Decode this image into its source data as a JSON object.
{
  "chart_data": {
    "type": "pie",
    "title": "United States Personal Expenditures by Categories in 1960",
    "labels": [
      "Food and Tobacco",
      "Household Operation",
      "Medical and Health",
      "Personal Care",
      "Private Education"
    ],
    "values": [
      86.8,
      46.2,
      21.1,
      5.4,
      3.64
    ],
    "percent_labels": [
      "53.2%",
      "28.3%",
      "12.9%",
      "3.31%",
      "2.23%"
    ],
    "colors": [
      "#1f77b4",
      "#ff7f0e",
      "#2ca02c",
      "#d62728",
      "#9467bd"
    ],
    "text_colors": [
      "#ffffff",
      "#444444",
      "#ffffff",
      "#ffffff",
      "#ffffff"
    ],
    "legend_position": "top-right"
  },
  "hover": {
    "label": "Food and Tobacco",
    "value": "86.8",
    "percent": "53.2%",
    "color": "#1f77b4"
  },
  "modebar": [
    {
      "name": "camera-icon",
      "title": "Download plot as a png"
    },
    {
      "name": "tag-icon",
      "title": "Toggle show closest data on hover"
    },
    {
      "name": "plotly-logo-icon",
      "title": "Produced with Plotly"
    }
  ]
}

*WORK TO BE COMPLETED*. Repeat the material above in full, quoting it exactly.

*EXPECTED OUTPUT*.
Decode this image into its source data as a JSON object.
{
  "chart_data": {
    "type": "pie",
    "title": "United States Personal Expenditures by Categories in 1960",
    "labels": [
      "Food and Tobacco",
      "Household Operation",
      "Medical and Health",
      "Personal Care",
      "Private Education"
    ],
    "values": [
      86.8,
      46.2,
      21.1,
      5.4,
      3.64
    ],
    "percent_labels": [
      "53.2%",
      "28.3%",
      "12.9%",
      "3.31%",
      "2.23%"
    ],
    "colors": [
      "#1f77b4",
      "#ff7f0e",
      "#2ca02c",
      "#d62728",
      "#9467bd"
    ],
    "text_colors": [
      "#ffffff",
      "#444444",
      "#ffffff",
      "#ffffff",
      "#ffffff"
    ],
    "legend_position": "top-right"
  },
  "hover": {
    "label": "Food and Tobacco",
    "value": "86.8",
    "percent": "53.2%",
    "color": "#1f77b4"
  },
  "modebar": [
    {
      "name": "camera-icon",
      "title": "Download plot as a png"
    },
    {
      "name": "tag-icon",
      "title": "Toggle show closest data on hover"
    },
    {
      "name": "plotly-logo-icon",
      "title": "Produced with Plotly"
    }
  ]
}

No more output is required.